§ Aim
Pick out and copy each line of the listing below that contains the string "button". The match is case-sensitive.
___ Data rows ___
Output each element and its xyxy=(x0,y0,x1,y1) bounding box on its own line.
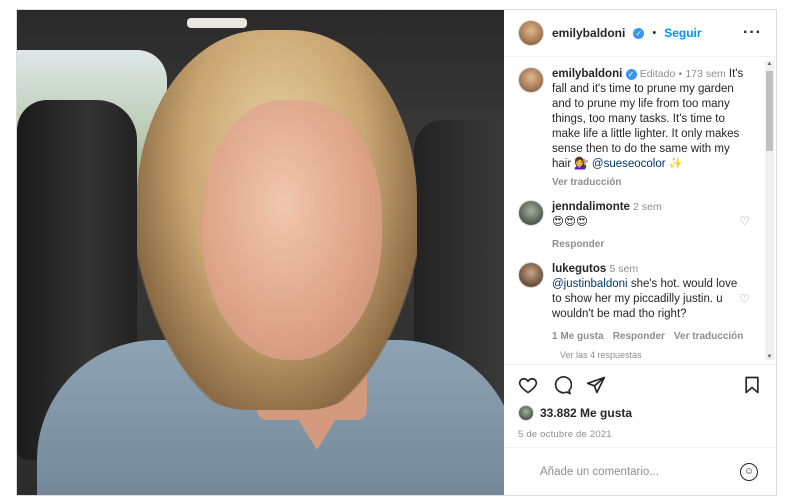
action-icons xyxy=(518,373,762,397)
reply-button[interactable]: Responder xyxy=(552,237,604,252)
comment-like-heart-icon[interactable]: ♡ xyxy=(739,292,750,306)
post-date[interactable]: 5 de octubre de 2021 xyxy=(518,429,762,440)
caption: emilybaldoni ✓ Editado • 173 sem It's fa… xyxy=(518,67,758,190)
comments-scrollbar[interactable]: ▲ ▼ xyxy=(765,61,774,360)
comment-translate-link[interactable]: Ver traducción xyxy=(674,329,743,344)
header-separator: • xyxy=(652,27,657,39)
bookmark-icon[interactable] xyxy=(742,375,762,395)
caption-avatar[interactable] xyxy=(518,67,544,93)
caption-translate-link[interactable]: Ver traducción xyxy=(552,175,747,190)
scroll-up-icon[interactable]: ▲ xyxy=(765,61,774,67)
scrollbar-thumb[interactable] xyxy=(766,71,773,151)
sparkles-emoji: ✨ xyxy=(668,158,684,170)
caption-mention[interactable]: @sueseocolor xyxy=(592,158,666,170)
verified-badge-icon: ✓ xyxy=(633,27,645,39)
commenter-avatar[interactable] xyxy=(518,200,544,226)
add-comment-input[interactable]: Añade un comentario... xyxy=(540,466,659,478)
likes-count[interactable]: 33.882 Me gusta xyxy=(540,406,632,420)
comment-icon[interactable] xyxy=(552,375,572,395)
add-comment-bar: Añade un comentario... ☺ xyxy=(504,447,776,495)
car-ceiling-light xyxy=(187,18,247,28)
verified-badge-icon: ✓ xyxy=(625,69,637,80)
comment-item: lukegutos 5 sem @justinbaldoni she's hot… xyxy=(518,262,758,344)
comment-age[interactable]: 5 sem xyxy=(610,263,639,275)
view-replies-link[interactable]: Ver las 4 respuestas xyxy=(560,350,758,360)
post-actions-section: 33.882 Me gusta 5 de octubre de 2021 xyxy=(504,364,776,456)
caption-separator: • xyxy=(678,68,683,80)
author-username[interactable]: emilybaldoni xyxy=(552,26,625,40)
comment-age[interactable]: 2 sem xyxy=(633,201,662,213)
more-horizontal-icon[interactable]: ··· xyxy=(743,24,762,42)
heart-icon[interactable] xyxy=(518,375,538,395)
comment-text: 😍😍😍 xyxy=(552,216,588,228)
commenter-username[interactable]: jenndalimonte xyxy=(552,201,630,213)
caption-username[interactable]: emilybaldoni xyxy=(552,68,622,80)
reply-button[interactable]: Responder xyxy=(613,329,665,344)
comment-likes-count[interactable]: 1 Me gusta xyxy=(552,329,604,344)
comment-item: jenndalimonte 2 sem 😍😍😍 Responder ♡ xyxy=(518,200,758,252)
face xyxy=(202,100,382,360)
comments-section[interactable]: emilybaldoni ✓ Editado • 173 sem It's fa… xyxy=(504,57,776,364)
caption-age[interactable]: 173 sem xyxy=(685,68,725,80)
comment-mention[interactable]: @justinbaldoni xyxy=(552,278,628,290)
caption-text: It's fall and it's time to prune my gard… xyxy=(552,68,744,170)
follow-button[interactable]: Seguir xyxy=(664,26,701,40)
instagram-post: emilybaldoni ✓ • Seguir ··· emilybaldoni… xyxy=(16,9,777,496)
commenter-avatar[interactable] xyxy=(518,262,544,288)
likes-row[interactable]: 33.882 Me gusta xyxy=(518,405,762,421)
author-avatar[interactable] xyxy=(518,20,544,46)
scroll-down-icon[interactable]: ▼ xyxy=(765,354,774,360)
post-sidebar: emilybaldoni ✓ • Seguir ··· emilybaldoni… xyxy=(504,10,776,495)
comment-like-heart-icon[interactable]: ♡ xyxy=(739,214,750,228)
emoji-smiley-icon[interactable]: ☺ xyxy=(740,462,758,481)
liker-avatar xyxy=(518,405,534,421)
commenter-username[interactable]: lukegutos xyxy=(552,263,606,275)
post-header: emilybaldoni ✓ • Seguir ··· xyxy=(504,10,776,57)
caption-edited: Editado xyxy=(639,68,676,80)
post-photo[interactable] xyxy=(17,10,504,495)
share-icon[interactable] xyxy=(586,375,606,395)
___
§ Result of this exercise
reply-button[interactable]: Responder xyxy=(552,237,604,252)
reply-button[interactable]: Responder xyxy=(613,329,665,344)
follow-button[interactable]: Seguir xyxy=(664,26,701,40)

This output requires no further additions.